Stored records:
++++++++++

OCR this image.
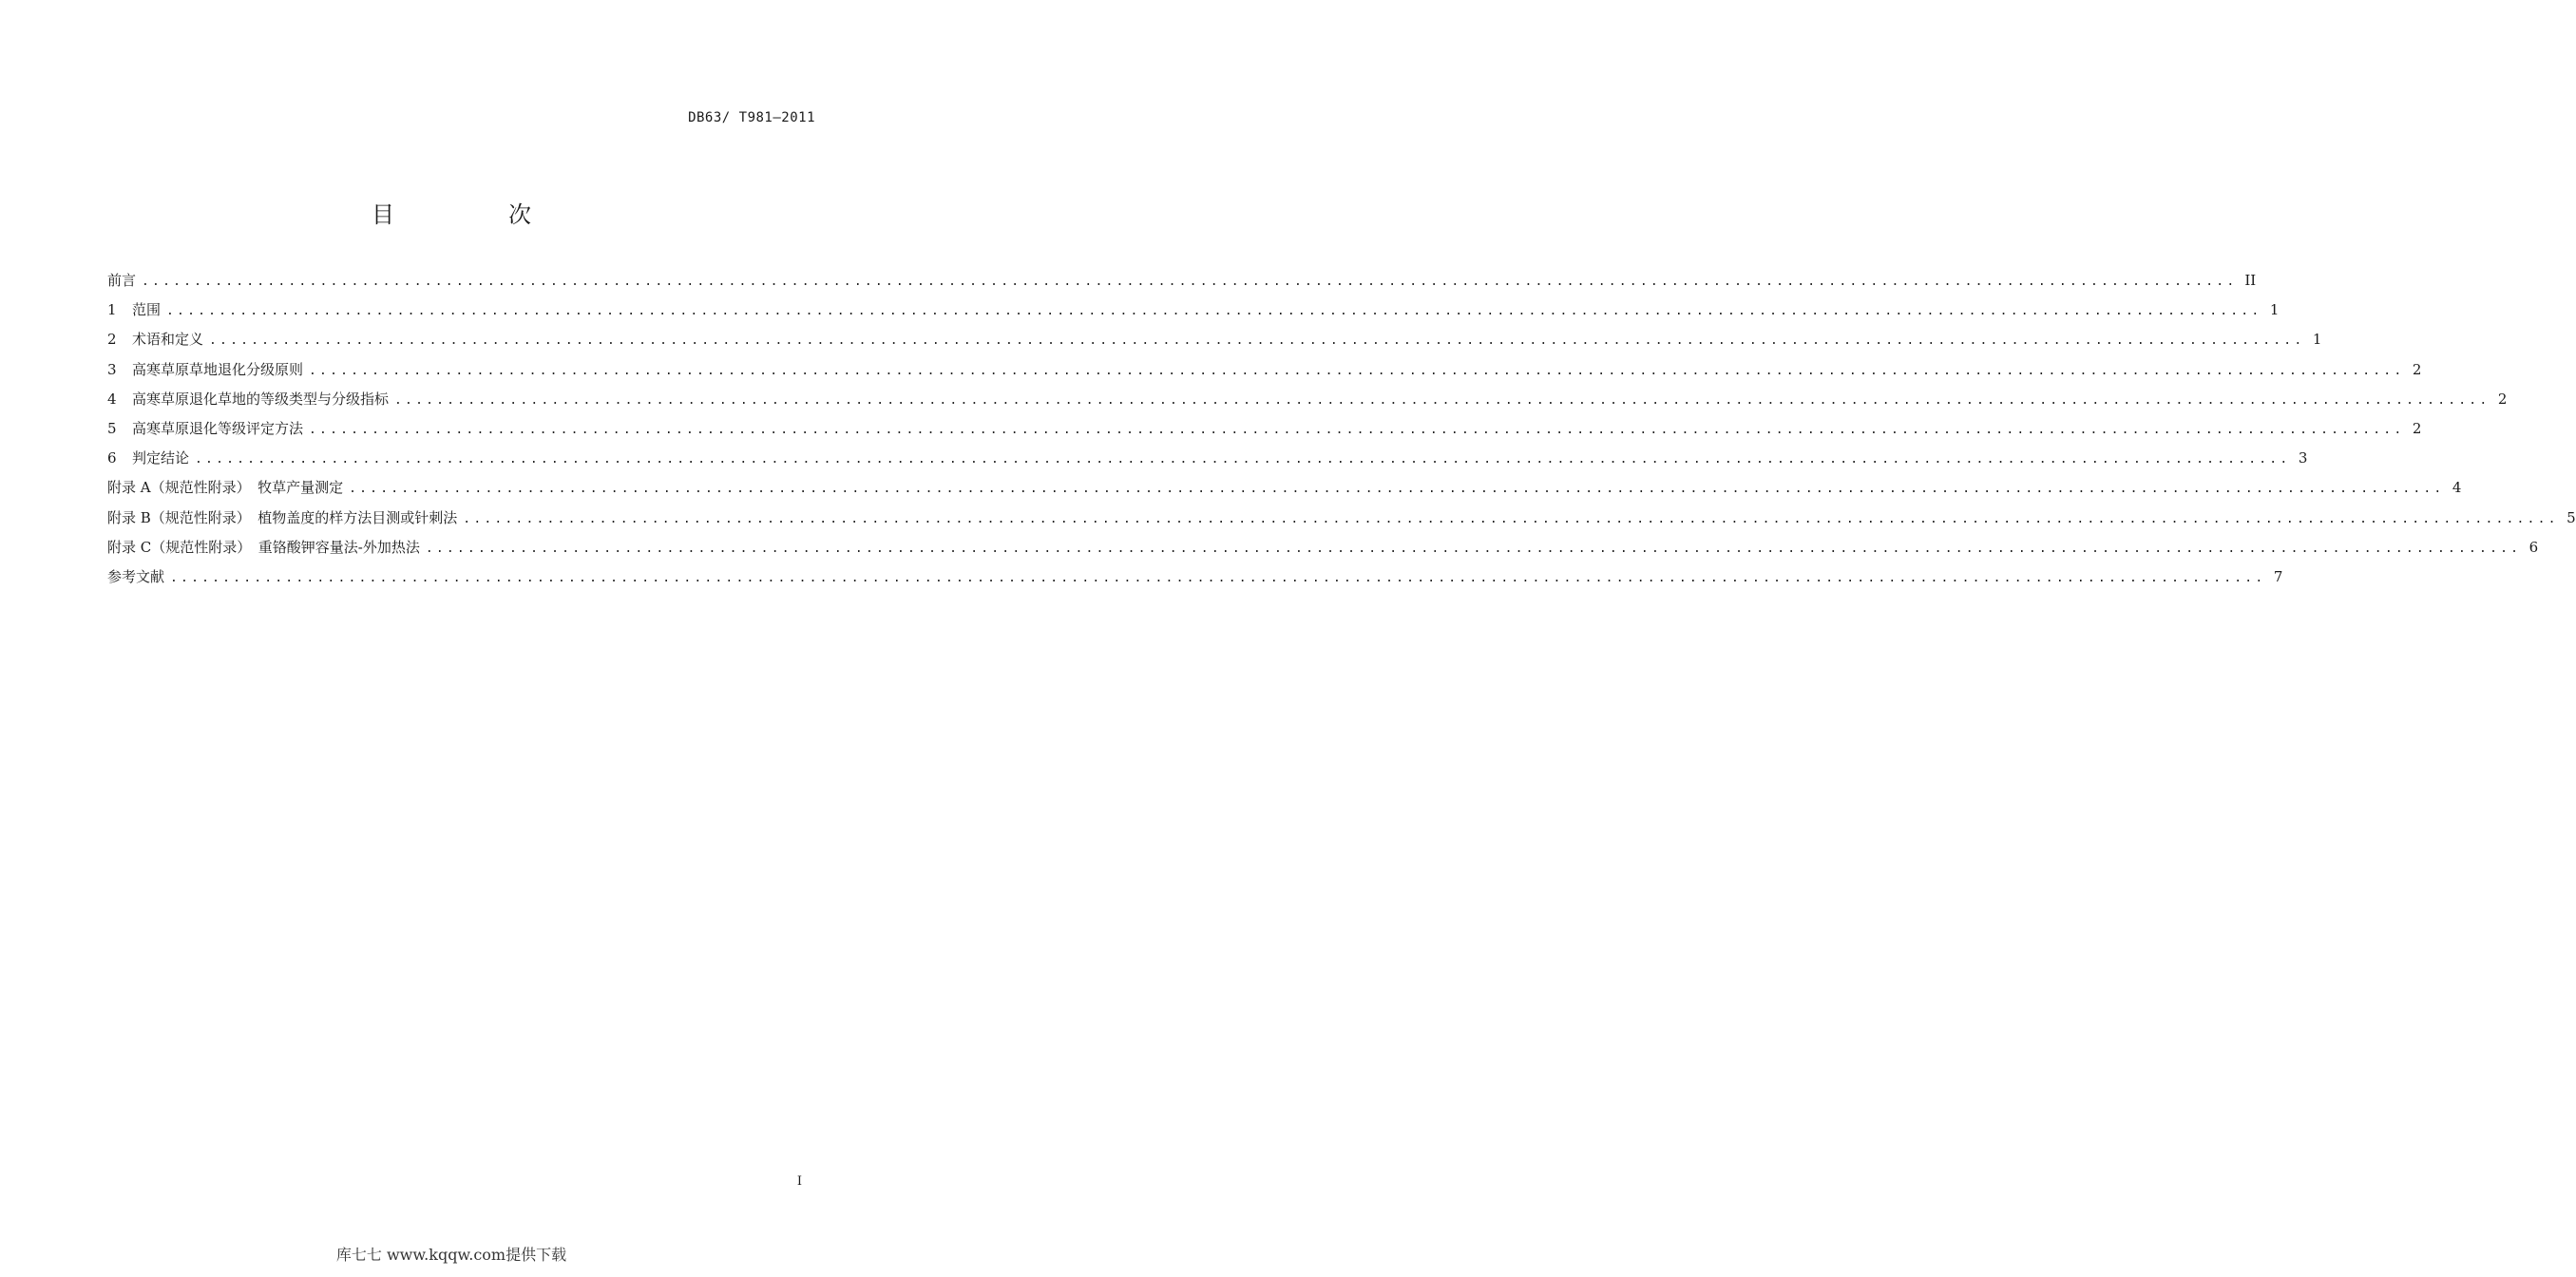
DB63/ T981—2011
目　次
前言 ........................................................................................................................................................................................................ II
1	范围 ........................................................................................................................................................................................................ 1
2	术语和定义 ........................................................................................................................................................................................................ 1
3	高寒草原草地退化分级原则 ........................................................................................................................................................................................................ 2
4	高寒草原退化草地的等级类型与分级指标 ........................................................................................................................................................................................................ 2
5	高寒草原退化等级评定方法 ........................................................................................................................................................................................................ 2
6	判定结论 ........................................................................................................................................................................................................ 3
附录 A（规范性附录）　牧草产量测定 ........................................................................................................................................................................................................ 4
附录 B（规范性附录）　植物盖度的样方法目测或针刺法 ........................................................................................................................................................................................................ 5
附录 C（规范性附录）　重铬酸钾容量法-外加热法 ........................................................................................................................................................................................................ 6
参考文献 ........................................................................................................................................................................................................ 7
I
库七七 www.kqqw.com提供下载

++++++++++

● DESCRIPTION OF THE TASK: Copy out every line of the material above exactly, skipping the pictures.

● WRITTEN RESPONSE:
OCR this image.
DB63/ T981—2011
目　次
前言 ........................................................................................................................................................................................................ II
1	范围 ........................................................................................................................................................................................................ 1
2	术语和定义 ........................................................................................................................................................................................................ 1
3	高寒草原草地退化分级原则 ........................................................................................................................................................................................................ 2
4	高寒草原退化草地的等级类型与分级指标 ........................................................................................................................................................................................................ 2
5	高寒草原退化等级评定方法 ........................................................................................................................................................................................................ 2
6	判定结论 ........................................................................................................................................................................................................ 3
附录 A（规范性附录）　牧草产量测定 ........................................................................................................................................................................................................ 4
附录 B（规范性附录）　植物盖度的样方法目测或针刺法 ........................................................................................................................................................................................................ 5
附录 C（规范性附录）　重铬酸钾容量法-外加热法 ........................................................................................................................................................................................................ 6
参考文献 ........................................................................................................................................................................................................ 7
I
库七七 www.kqqw.com提供下载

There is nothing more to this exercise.